____ Input data
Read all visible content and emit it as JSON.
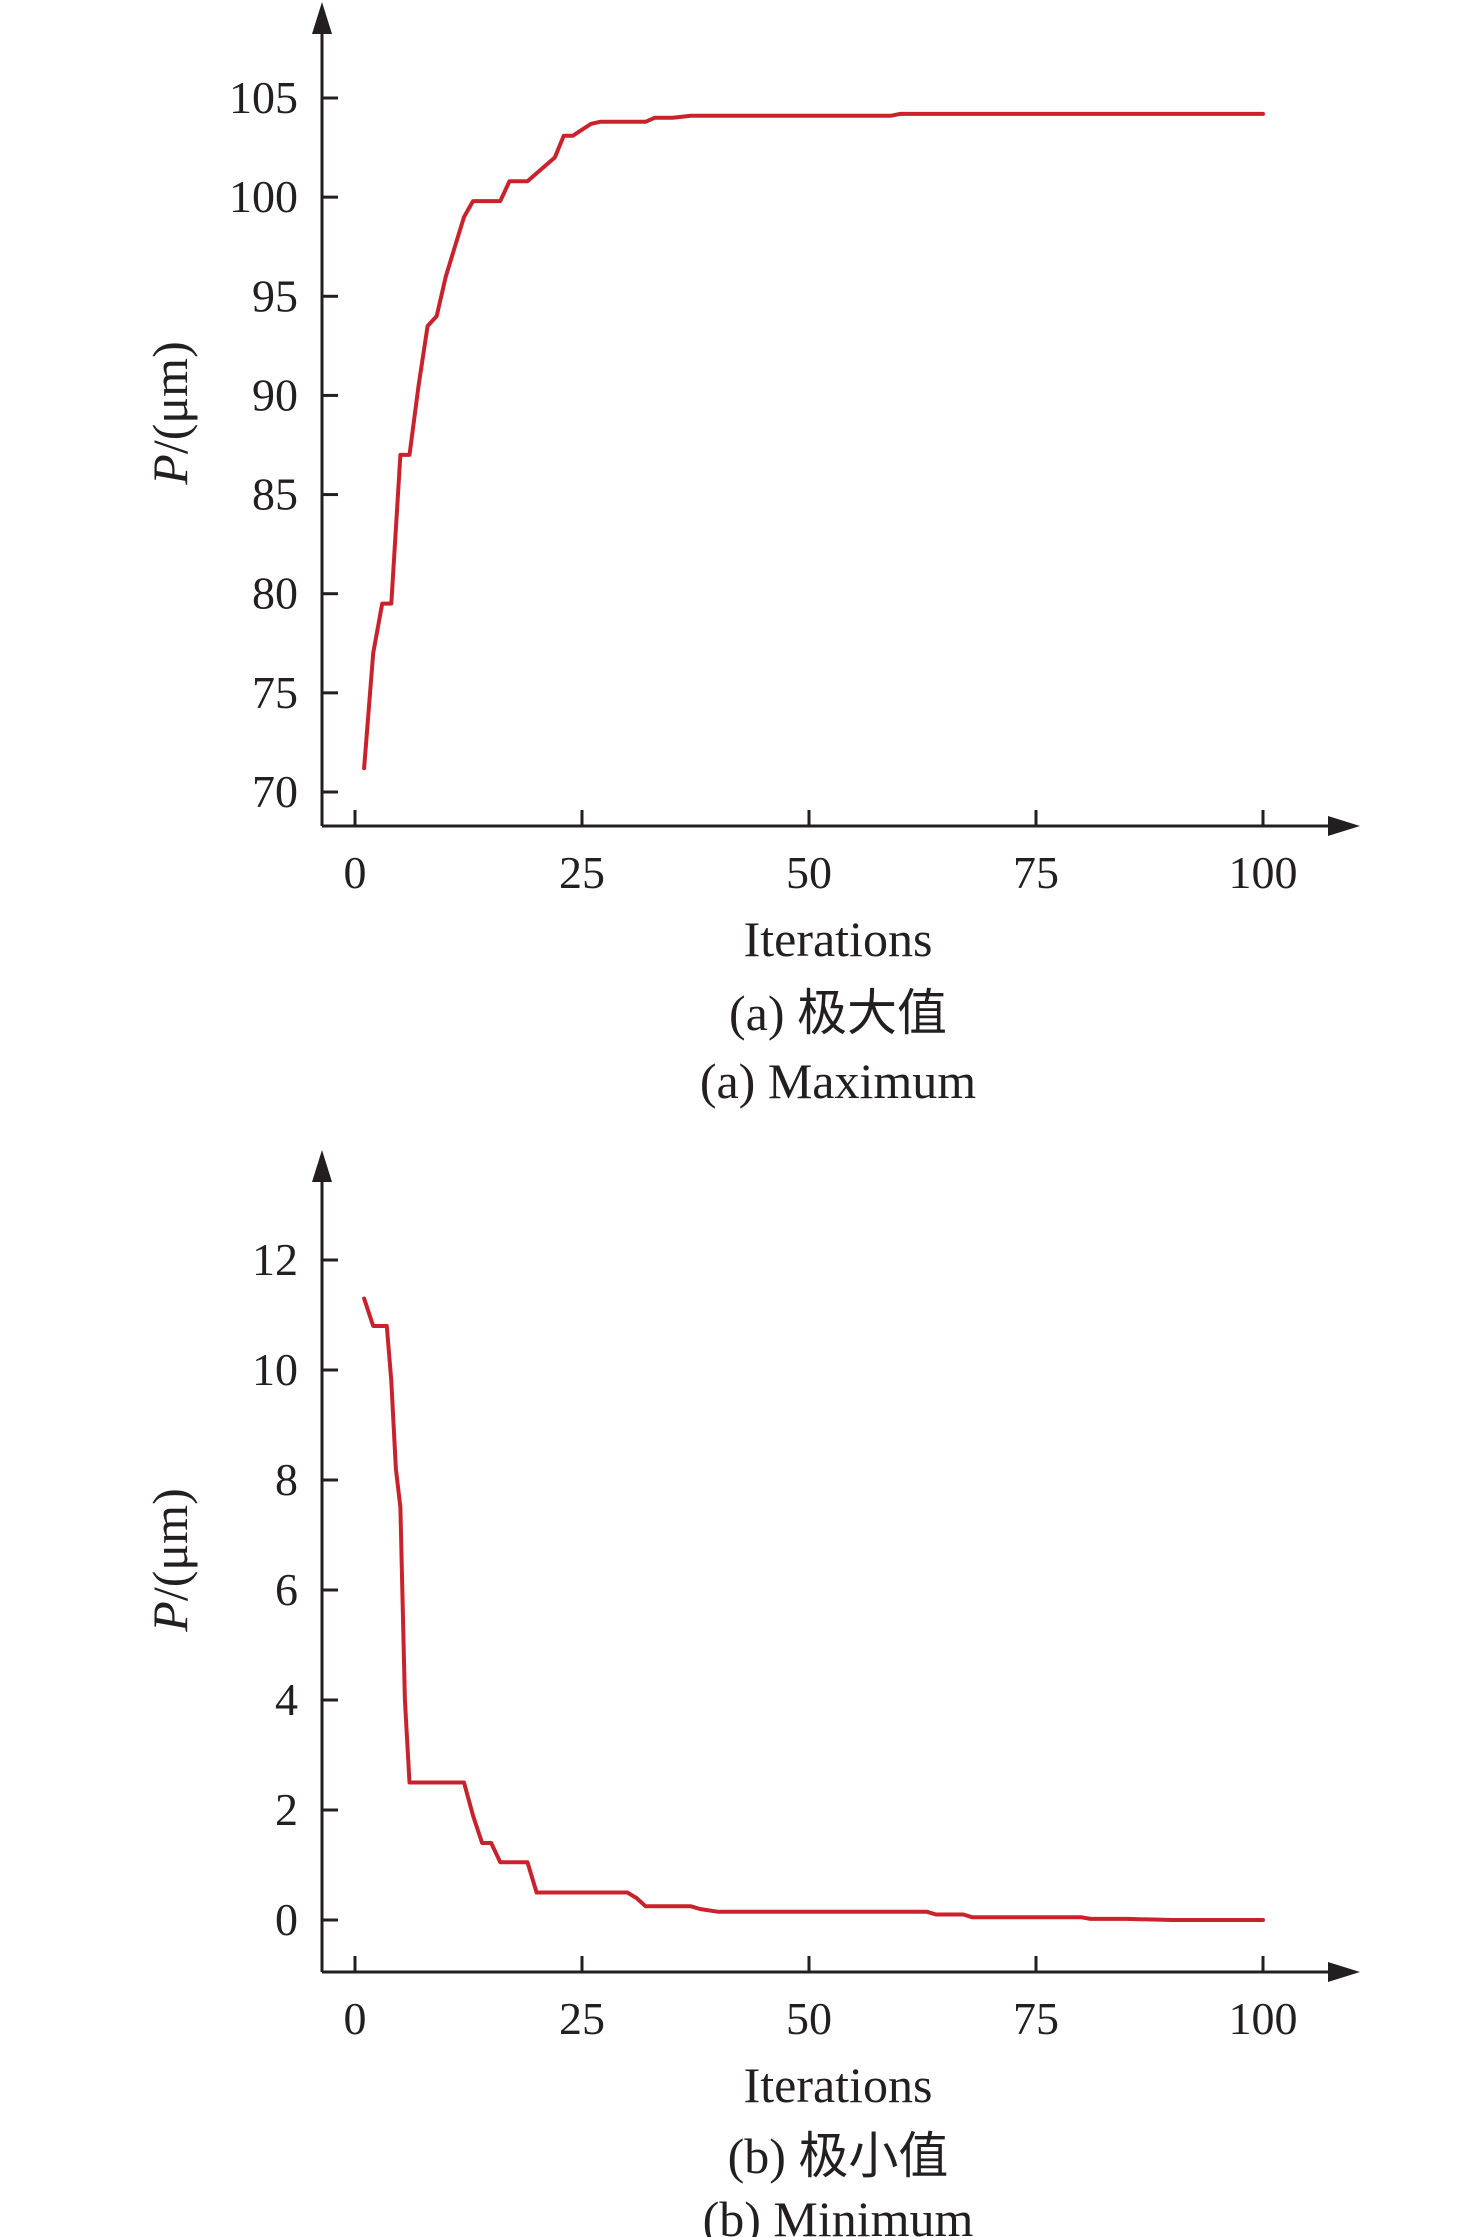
{
  "colors": {
    "line": "#c8232c",
    "axis": "#231f20"
  },
  "chart_data": [
    {
      "type": "line",
      "xlabel": "Iterations",
      "ylabel": {
        "var": "P",
        "unit": "/(μm)"
      },
      "caption_cn": "(a) 极大值",
      "caption_en": "(a) Maximum",
      "xlim": [
        0,
        100
      ],
      "ylim": [
        70,
        105
      ],
      "xticks": [
        "0",
        "25",
        "50",
        "75",
        "100"
      ],
      "yticks": [
        "70",
        "75",
        "80",
        "85",
        "90",
        "95",
        "100",
        "105"
      ],
      "grid": false,
      "series": [
        {
          "x": [
            1,
            2,
            3,
            4,
            5,
            6,
            7,
            8,
            9,
            10,
            11,
            12,
            13,
            14,
            15,
            16,
            17,
            18,
            19,
            20,
            21,
            22,
            23,
            24,
            25,
            26,
            27,
            28,
            30,
            32,
            33,
            35,
            37,
            40,
            45,
            50,
            55,
            59,
            60,
            70,
            80,
            90,
            100
          ],
          "y": [
            71.2,
            77.0,
            79.5,
            79.5,
            87.0,
            87.0,
            90.5,
            93.5,
            94.0,
            96.0,
            97.5,
            99.0,
            99.8,
            99.8,
            99.8,
            99.8,
            100.8,
            100.8,
            100.8,
            101.2,
            101.6,
            102.0,
            103.1,
            103.1,
            103.4,
            103.7,
            103.8,
            103.8,
            103.8,
            103.8,
            104.0,
            104.0,
            104.1,
            104.1,
            104.1,
            104.1,
            104.1,
            104.1,
            104.2,
            104.2,
            104.2,
            104.2,
            104.2
          ]
        }
      ]
    },
    {
      "type": "line",
      "xlabel": "Iterations",
      "ylabel": {
        "var": "P",
        "unit": "/(μm)"
      },
      "caption_cn": "(b) 极小值",
      "caption_en": "(b) Minimum",
      "xlim": [
        0,
        100
      ],
      "ylim": [
        -1,
        13
      ],
      "xticks": [
        "0",
        "25",
        "50",
        "75",
        "100"
      ],
      "yticks": [
        "0",
        "2",
        "4",
        "6",
        "8",
        "10",
        "12"
      ],
      "grid": false,
      "series": [
        {
          "x": [
            1,
            2,
            3,
            3.5,
            4,
            4.5,
            5,
            5.5,
            6,
            6.5,
            7,
            8,
            9,
            10,
            11,
            12,
            13,
            14,
            15,
            16,
            17,
            18,
            19,
            20,
            21,
            25,
            30,
            31,
            32,
            35,
            37,
            38,
            40,
            45,
            50,
            55,
            60,
            63,
            64,
            65,
            67,
            68,
            70,
            75,
            80,
            81,
            85,
            90,
            100
          ],
          "y": [
            11.3,
            10.8,
            10.8,
            10.8,
            9.8,
            8.2,
            7.5,
            4.0,
            2.5,
            2.5,
            2.5,
            2.5,
            2.5,
            2.5,
            2.5,
            2.5,
            1.9,
            1.4,
            1.4,
            1.05,
            1.05,
            1.05,
            1.05,
            0.5,
            0.5,
            0.5,
            0.5,
            0.4,
            0.25,
            0.25,
            0.25,
            0.2,
            0.15,
            0.15,
            0.15,
            0.15,
            0.15,
            0.15,
            0.1,
            0.1,
            0.1,
            0.05,
            0.05,
            0.05,
            0.05,
            0.02,
            0.02,
            0.0,
            0.0
          ]
        }
      ]
    }
  ]
}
________
[Directive]: Transcribe every record above exactly, leaving out the pictures.

[Output for this task]:
Read all visible content and emit it as JSON.
{
  "colors": {
    "line": "#c8232c",
    "axis": "#231f20"
  },
  "chart_data": [
    {
      "type": "line",
      "xlabel": "Iterations",
      "ylabel": {
        "var": "P",
        "unit": "/(μm)"
      },
      "caption_cn": "(a) 极大值",
      "caption_en": "(a) Maximum",
      "xlim": [
        0,
        100
      ],
      "ylim": [
        70,
        105
      ],
      "xticks": [
        "0",
        "25",
        "50",
        "75",
        "100"
      ],
      "yticks": [
        "70",
        "75",
        "80",
        "85",
        "90",
        "95",
        "100",
        "105"
      ],
      "grid": false,
      "series": [
        {
          "x": [
            1,
            2,
            3,
            4,
            5,
            6,
            7,
            8,
            9,
            10,
            11,
            12,
            13,
            14,
            15,
            16,
            17,
            18,
            19,
            20,
            21,
            22,
            23,
            24,
            25,
            26,
            27,
            28,
            30,
            32,
            33,
            35,
            37,
            40,
            45,
            50,
            55,
            59,
            60,
            70,
            80,
            90,
            100
          ],
          "y": [
            71.2,
            77.0,
            79.5,
            79.5,
            87.0,
            87.0,
            90.5,
            93.5,
            94.0,
            96.0,
            97.5,
            99.0,
            99.8,
            99.8,
            99.8,
            99.8,
            100.8,
            100.8,
            100.8,
            101.2,
            101.6,
            102.0,
            103.1,
            103.1,
            103.4,
            103.7,
            103.8,
            103.8,
            103.8,
            103.8,
            104.0,
            104.0,
            104.1,
            104.1,
            104.1,
            104.1,
            104.1,
            104.1,
            104.2,
            104.2,
            104.2,
            104.2,
            104.2
          ]
        }
      ]
    },
    {
      "type": "line",
      "xlabel": "Iterations",
      "ylabel": {
        "var": "P",
        "unit": "/(μm)"
      },
      "caption_cn": "(b) 极小值",
      "caption_en": "(b) Minimum",
      "xlim": [
        0,
        100
      ],
      "ylim": [
        -1,
        13
      ],
      "xticks": [
        "0",
        "25",
        "50",
        "75",
        "100"
      ],
      "yticks": [
        "0",
        "2",
        "4",
        "6",
        "8",
        "10",
        "12"
      ],
      "grid": false,
      "series": [
        {
          "x": [
            1,
            2,
            3,
            3.5,
            4,
            4.5,
            5,
            5.5,
            6,
            6.5,
            7,
            8,
            9,
            10,
            11,
            12,
            13,
            14,
            15,
            16,
            17,
            18,
            19,
            20,
            21,
            25,
            30,
            31,
            32,
            35,
            37,
            38,
            40,
            45,
            50,
            55,
            60,
            63,
            64,
            65,
            67,
            68,
            70,
            75,
            80,
            81,
            85,
            90,
            100
          ],
          "y": [
            11.3,
            10.8,
            10.8,
            10.8,
            9.8,
            8.2,
            7.5,
            4.0,
            2.5,
            2.5,
            2.5,
            2.5,
            2.5,
            2.5,
            2.5,
            2.5,
            1.9,
            1.4,
            1.4,
            1.05,
            1.05,
            1.05,
            1.05,
            0.5,
            0.5,
            0.5,
            0.5,
            0.4,
            0.25,
            0.25,
            0.25,
            0.2,
            0.15,
            0.15,
            0.15,
            0.15,
            0.15,
            0.15,
            0.1,
            0.1,
            0.1,
            0.05,
            0.05,
            0.05,
            0.05,
            0.02,
            0.02,
            0.0,
            0.0
          ]
        }
      ]
    }
  ]
}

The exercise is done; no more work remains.